▸ What is asked
Copy out verbatim the lines from the one containing "code-editor[interactable]: 1 <?php" up to and including the one containing "bookmark-ghdb[interactable]: ● GHDB".

::: Dataset excerpts

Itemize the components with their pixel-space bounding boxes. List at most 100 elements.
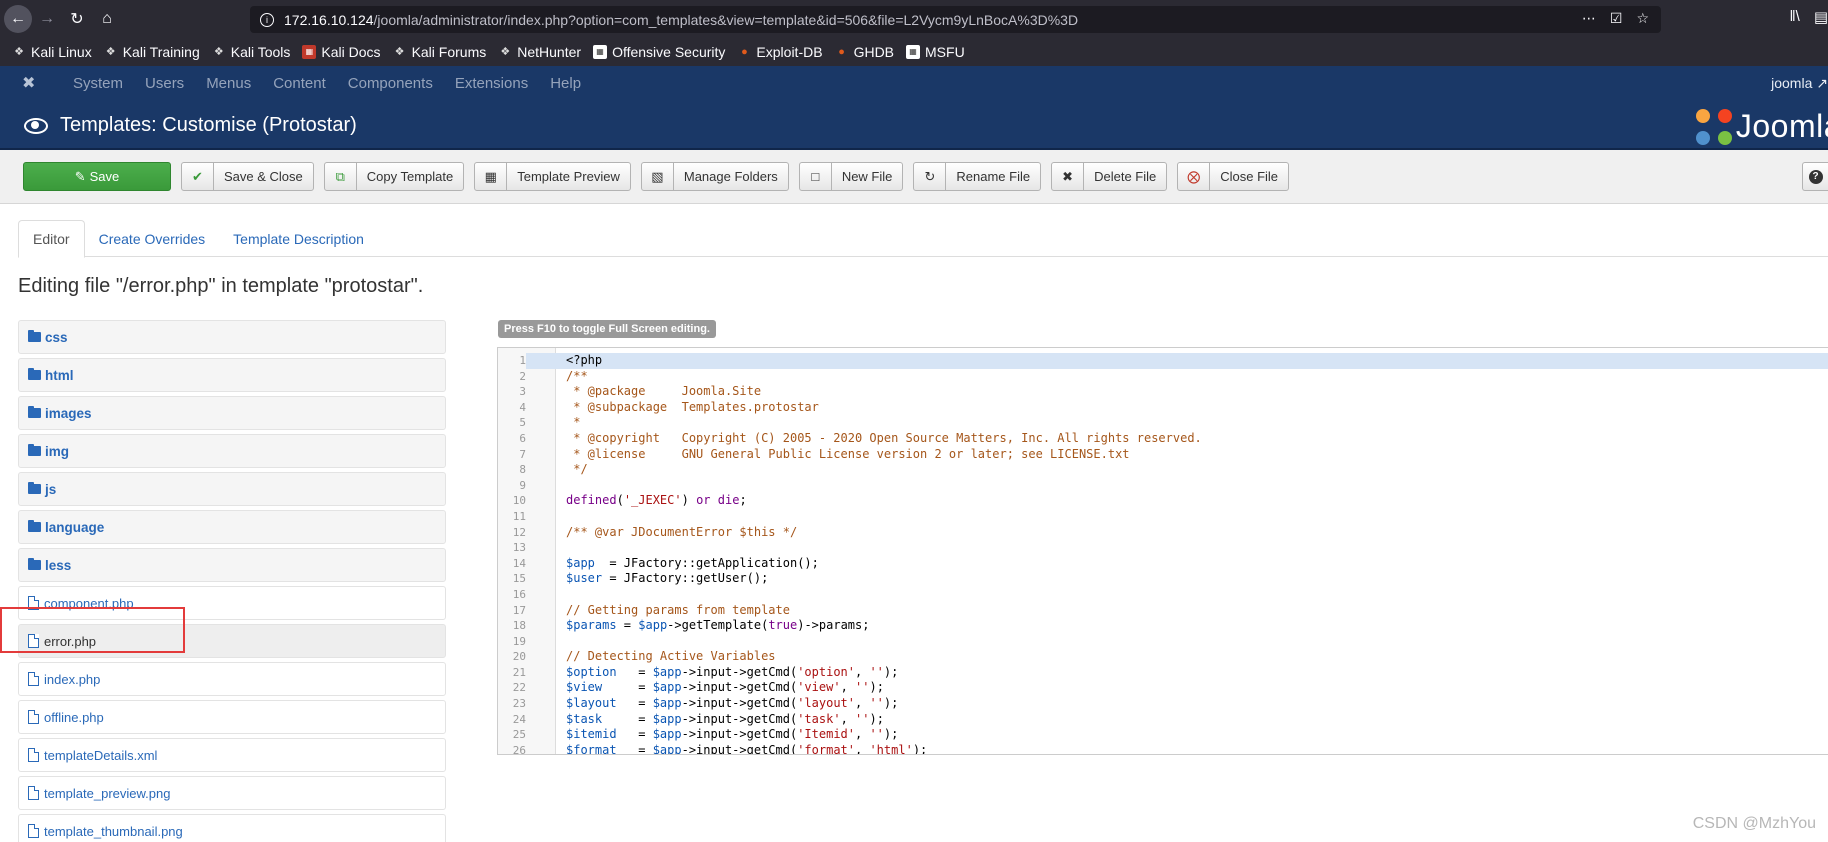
code-editor[interactable]: 1 <?php 2/** 3 * @package Joomla.Site 4 * @s… bbox=[497, 347, 1828, 755]
file-templatedetails-xml[interactable]: templateDetails.xml bbox=[18, 738, 446, 772]
code-line[interactable]: 25 $itemid = $app->input->getCmd('Itemid'… bbox=[498, 727, 1828, 743]
bookmark-kali-linux[interactable]: ❖ Kali Linux bbox=[12, 44, 92, 60]
pocket-icon[interactable]: ☑ bbox=[1610, 10, 1623, 27]
joomla-logo-icon[interactable]: ✖ bbox=[22, 73, 42, 93]
menu-extensions[interactable]: Extensions bbox=[444, 75, 539, 92]
code-line[interactable]: 5 * bbox=[498, 415, 1828, 431]
arrow-left-icon: ← bbox=[10, 10, 26, 27]
code-line[interactable]: 2 /** bbox=[498, 369, 1828, 385]
star-icon[interactable]: ☆ bbox=[1636, 10, 1649, 27]
code-line[interactable]: 4 * @subpackage Templates.protostar bbox=[498, 400, 1828, 416]
bookmark-ghdb[interactable]: ● GHDB bbox=[835, 44, 894, 60]
code-line[interactable]: 22 $view = $app->input->getCmd('view', ''… bbox=[498, 680, 1828, 696]
folder-less[interactable]: less bbox=[18, 548, 446, 582]
code-text: defined('_JEXEC') or die; bbox=[566, 493, 747, 508]
code-line[interactable]: 11 bbox=[498, 509, 1828, 525]
bookmark-nethunter[interactable]: ❖ NetHunter bbox=[498, 44, 581, 60]
code-line[interactable]: 26 $format = $app->input->getCmd('format'… bbox=[498, 743, 1828, 754]
folder-img[interactable]: img bbox=[18, 434, 446, 468]
code-line[interactable]: 9 bbox=[498, 478, 1828, 494]
save-close-button[interactable]: ✔ Save & Close bbox=[181, 162, 314, 191]
code-line[interactable]: 17 // Getting params from template bbox=[498, 603, 1828, 619]
close-file-button[interactable]: ⨂ Close File bbox=[1177, 162, 1290, 191]
line-number: 23 bbox=[512, 697, 526, 711]
folder-js[interactable]: js bbox=[18, 472, 446, 506]
copy-template-button[interactable]: ⧉ Copy Template bbox=[323, 162, 465, 191]
code-line[interactable]: 7 * @license GNU General Public License … bbox=[498, 447, 1828, 463]
url-bar[interactable]: i 172.16.10.124/joomla/administrator/ind… bbox=[250, 6, 1661, 33]
manage-folders-button[interactable]: ▧ Manage Folders bbox=[640, 162, 789, 191]
code-line[interactable]: 16 bbox=[498, 587, 1828, 603]
folder-html[interactable]: html bbox=[18, 358, 446, 392]
bookmark-kali-training[interactable]: ❖ Kali Training bbox=[104, 44, 200, 60]
tab-editor[interactable]: Editor bbox=[18, 220, 85, 258]
file-offline-php[interactable]: offline.php bbox=[18, 700, 446, 734]
reload-button[interactable]: ↻ bbox=[62, 4, 92, 34]
brand-text: Joomla bbox=[1735, 108, 1828, 144]
back-button[interactable]: ← bbox=[4, 5, 32, 33]
more-icon[interactable]: ⋯ bbox=[1582, 10, 1596, 27]
folder-icon bbox=[28, 482, 41, 494]
line-number: 3 bbox=[519, 385, 526, 399]
bookmark-kali-forums[interactable]: ❖ Kali Forums bbox=[393, 44, 487, 60]
code-line[interactable]: 12 /** @var JDocumentError $this */ bbox=[498, 525, 1828, 541]
code-line[interactable]: 14 $app = JFactory::getApplication(); bbox=[498, 556, 1828, 572]
line-number: 4 bbox=[519, 400, 526, 414]
folder-images[interactable]: images bbox=[18, 396, 446, 430]
bookmark-offensive-security[interactable]: ▦ Offensive Security bbox=[593, 44, 725, 60]
line-number: 21 bbox=[512, 665, 526, 679]
bookmark-msfu[interactable]: ▦ MSFU bbox=[906, 44, 965, 60]
menu-system[interactable]: System bbox=[62, 75, 134, 92]
page-header: Templates: Customise (Protostar) Joomla bbox=[0, 100, 1828, 150]
menu-content[interactable]: Content bbox=[262, 75, 337, 92]
help-button[interactable]: ? bbox=[1802, 162, 1828, 191]
user-menu[interactable]: joomla ↗ bbox=[1771, 75, 1828, 92]
file-template-thumbnail-png[interactable]: template_thumbnail.png bbox=[18, 814, 446, 842]
delete-file-button[interactable]: ✖ Delete File bbox=[1051, 162, 1168, 191]
bookmark-kali-tools[interactable]: ❖ Kali Tools bbox=[212, 44, 291, 60]
sidebar-icon[interactable]: ▤ bbox=[1814, 8, 1828, 26]
menu-users[interactable]: Users bbox=[134, 75, 195, 92]
save-button[interactable]: ✎ Save bbox=[23, 162, 171, 191]
code-line[interactable]: 24 $task = $app->input->getCmd('task', ''… bbox=[498, 712, 1828, 728]
folder-css[interactable]: css bbox=[18, 320, 446, 354]
tab-create-overrides[interactable]: Create Overrides bbox=[85, 220, 220, 257]
forward-button[interactable]: → bbox=[32, 4, 62, 34]
code-line[interactable]: 20 // Detecting Active Variables bbox=[498, 649, 1828, 665]
file-template-preview-png[interactable]: template_preview.png bbox=[18, 776, 446, 810]
info-icon[interactable]: i bbox=[260, 12, 274, 27]
file-index-php[interactable]: index.php bbox=[18, 662, 446, 696]
library-icon[interactable]: ‖\ bbox=[1789, 8, 1799, 26]
code-line[interactable]: 19 bbox=[498, 634, 1828, 650]
file-error-php[interactable]: error.php bbox=[18, 624, 446, 658]
code-text: /** @var JDocumentError $this */ bbox=[566, 524, 798, 539]
menu-components[interactable]: Components bbox=[337, 75, 444, 92]
code-line[interactable]: 18 $params = $app->getTemplate(true)->par… bbox=[498, 618, 1828, 634]
menu-help[interactable]: Help bbox=[539, 75, 592, 92]
file-icon bbox=[28, 672, 39, 686]
code-line[interactable]: 23 $layout = $app->input->getCmd('layout'… bbox=[498, 696, 1828, 712]
code-line[interactable]: 8 */ bbox=[498, 462, 1828, 478]
rename-file-button[interactable]: ↻ Rename File bbox=[913, 162, 1042, 191]
code-text: <?php bbox=[566, 353, 603, 367]
tab-template-description[interactable]: Template Description bbox=[219, 220, 378, 257]
code-line[interactable]: 10 defined('_JEXEC') or die; bbox=[498, 493, 1828, 509]
bookmark-exploit-db[interactable]: ● Exploit-DB bbox=[737, 44, 822, 60]
file-component-php[interactable]: component.php bbox=[18, 586, 446, 620]
folder-language[interactable]: language bbox=[18, 510, 446, 544]
file-icon bbox=[28, 824, 39, 838]
home-button[interactable]: ⌂ bbox=[92, 4, 122, 34]
bookmark-kali-docs[interactable]: ▦ Kali Docs bbox=[302, 44, 381, 60]
close-icon: ✖ bbox=[1052, 163, 1085, 190]
code-line[interactable]: 13 bbox=[498, 540, 1828, 556]
template-preview-button[interactable]: ▦ Template Preview bbox=[474, 162, 631, 191]
code-line[interactable]: 3 * @package Joomla.Site bbox=[498, 384, 1828, 400]
code-line[interactable]: 15 $user = JFactory::getUser(); bbox=[498, 571, 1828, 587]
code-line[interactable]: 1 <?php bbox=[498, 353, 1828, 369]
offsec-icon: ▦ bbox=[906, 45, 921, 59]
copy-icon: ⧉ bbox=[325, 163, 357, 190]
new-file-button[interactable]: □ New File bbox=[798, 162, 904, 191]
menu-menus[interactable]: Menus bbox=[195, 75, 262, 92]
code-line[interactable]: 21 $option = $app->input->getCmd('option'… bbox=[498, 665, 1828, 681]
code-line[interactable]: 6 * @copyright Copyright (C) 2005 - 2020… bbox=[498, 431, 1828, 447]
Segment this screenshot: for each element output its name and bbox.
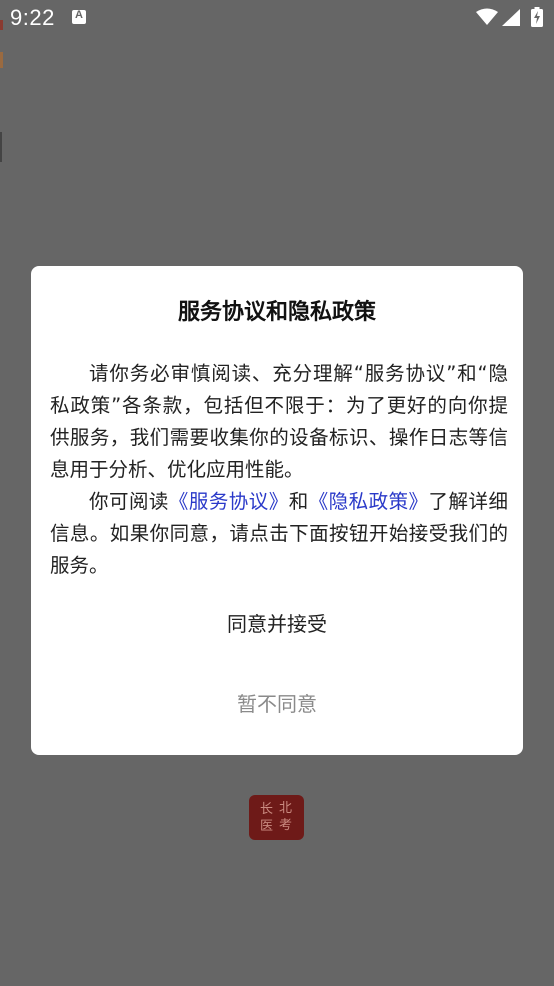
cell-signal-icon xyxy=(502,9,520,26)
paragraph-2-prefix: 你可阅读 xyxy=(89,490,169,513)
font-a-icon: A xyxy=(72,9,86,24)
privacy-policy-link[interactable]: 《隐私政策》 xyxy=(309,490,429,513)
dialog-body: 请你务必审慎阅读、充分理解“服务协议”和“隐私政策”各条款，包括但不限于：为了更… xyxy=(50,358,508,582)
privacy-dialog: 服务协议和隐私政策 请你务必审慎阅读、充分理解“服务协议”和“隐私政策”各条款，… xyxy=(31,266,523,755)
background-edge-mark xyxy=(0,20,3,30)
background-edge-mark xyxy=(0,52,3,68)
service-agreement-link[interactable]: 《服务协议》 xyxy=(169,490,289,513)
status-time: 9:22 xyxy=(10,5,55,30)
dialog-paragraph-2: 你可阅读《服务协议》和《隐私政策》了解详细信息。如果你同意，请点击下面按钮开始接… xyxy=(50,486,508,582)
wifi-icon xyxy=(476,8,498,25)
agree-button[interactable]: 同意并接受 xyxy=(31,604,523,644)
logo-char: 医 xyxy=(260,819,274,834)
logo-char: 北 xyxy=(279,801,293,816)
dialog-title: 服务协议和隐私政策 xyxy=(177,300,376,325)
paragraph-2-and: 和 xyxy=(288,490,309,513)
logo-char: 长 xyxy=(260,802,274,817)
disagree-button[interactable]: 暂不同意 xyxy=(31,684,523,724)
app-logo: 北 长 考 医 xyxy=(249,795,304,840)
dialog-paragraph-1: 请你务必审慎阅读、充分理解“服务协议”和“隐私政策”各条款，包括但不限于：为了更… xyxy=(50,362,508,481)
battery-charging-icon xyxy=(531,7,543,27)
background-edge-mark xyxy=(0,132,2,162)
logo-char: 考 xyxy=(279,818,293,833)
status-bar: 9:22 A xyxy=(0,0,554,36)
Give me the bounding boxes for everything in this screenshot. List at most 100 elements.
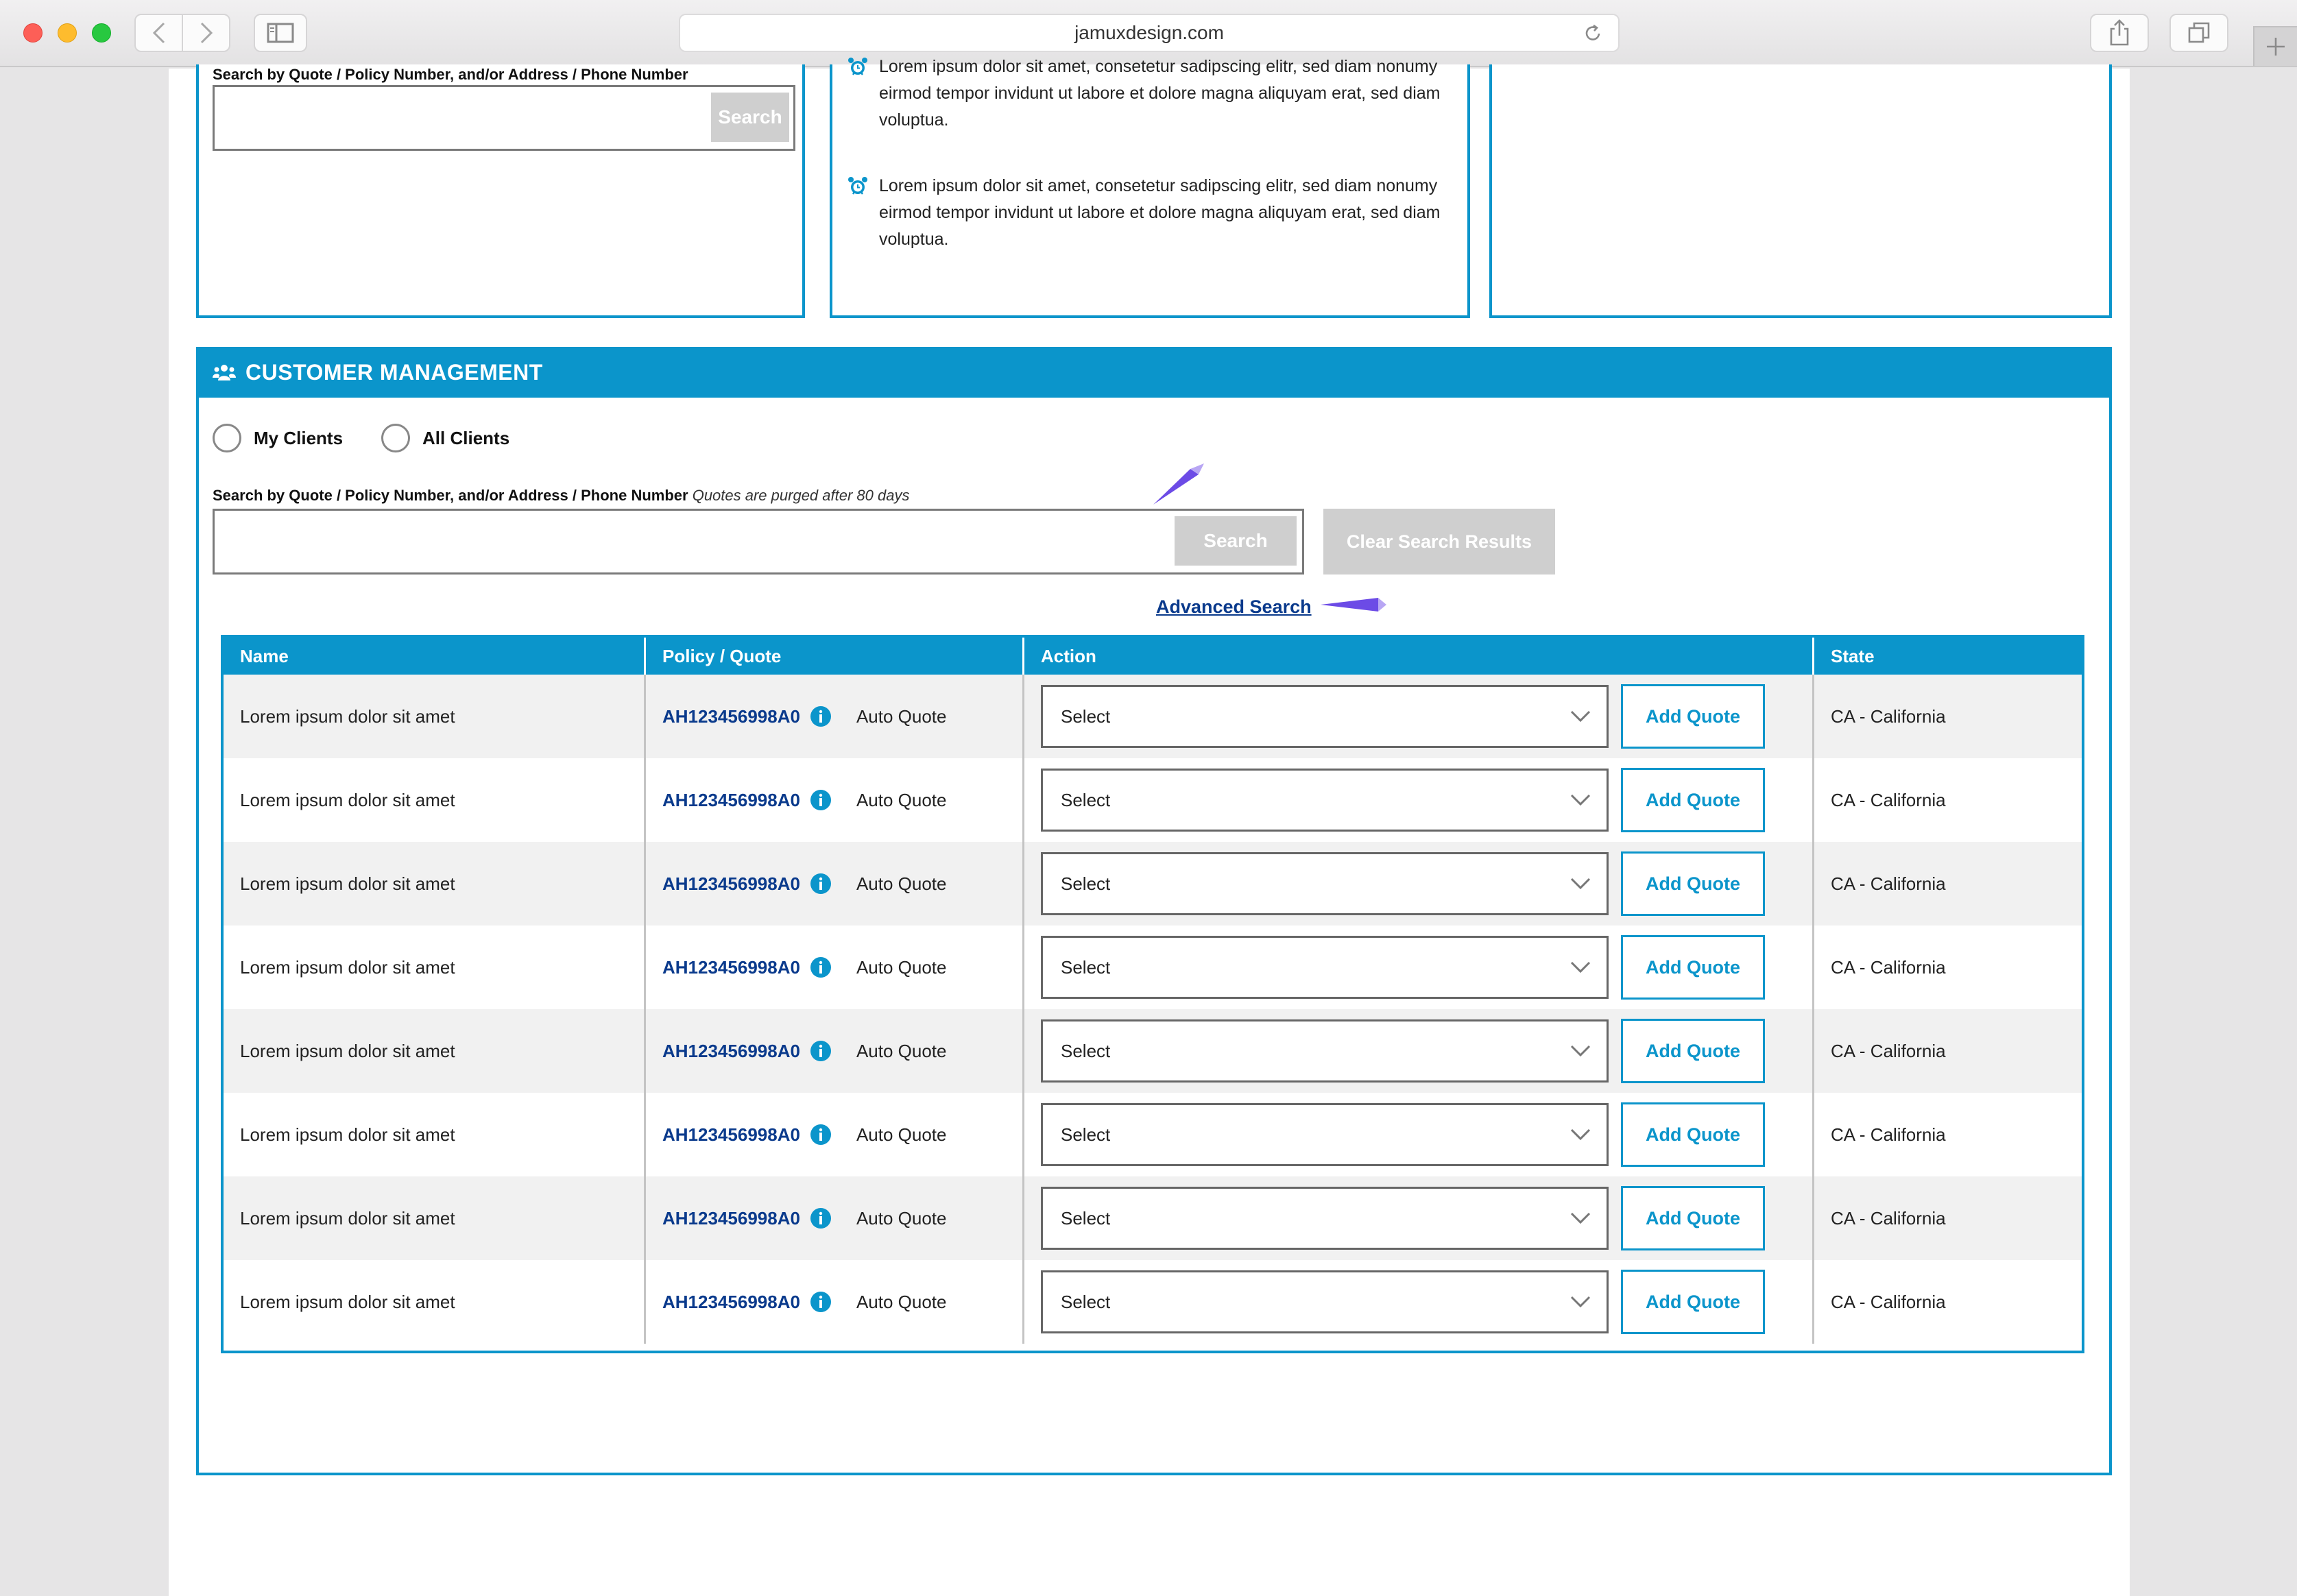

::::::

▸ Expected output
code-editor[interactable]: 1 <?php 2/** 3 * @package Joomla.Site 4 * @s… bbox=[497, 347, 1828, 755]
file-templatedetails-xml[interactable]: templateDetails.xml bbox=[18, 738, 446, 772]
code-line[interactable]: 25 $itemid = $app->input->getCmd('Itemid'… bbox=[498, 727, 1828, 743]
bookmark-kali-linux[interactable]: ❖ Kali Linux bbox=[12, 44, 92, 60]
pocket-icon[interactable]: ☑ bbox=[1610, 10, 1623, 27]
joomla-logo-icon[interactable]: ✖ bbox=[22, 73, 42, 93]
menu-extensions[interactable]: Extensions bbox=[444, 75, 539, 92]
code-line[interactable]: 5 * bbox=[498, 415, 1828, 431]
arrow-left-icon: ← bbox=[10, 10, 26, 27]
code-line[interactable]: 2 /** bbox=[498, 369, 1828, 385]
star-icon[interactable]: ☆ bbox=[1636, 10, 1649, 27]
code-line[interactable]: 4 * @subpackage Templates.protostar bbox=[498, 400, 1828, 416]
bookmark-ghdb[interactable]: ● GHDB bbox=[835, 44, 894, 60]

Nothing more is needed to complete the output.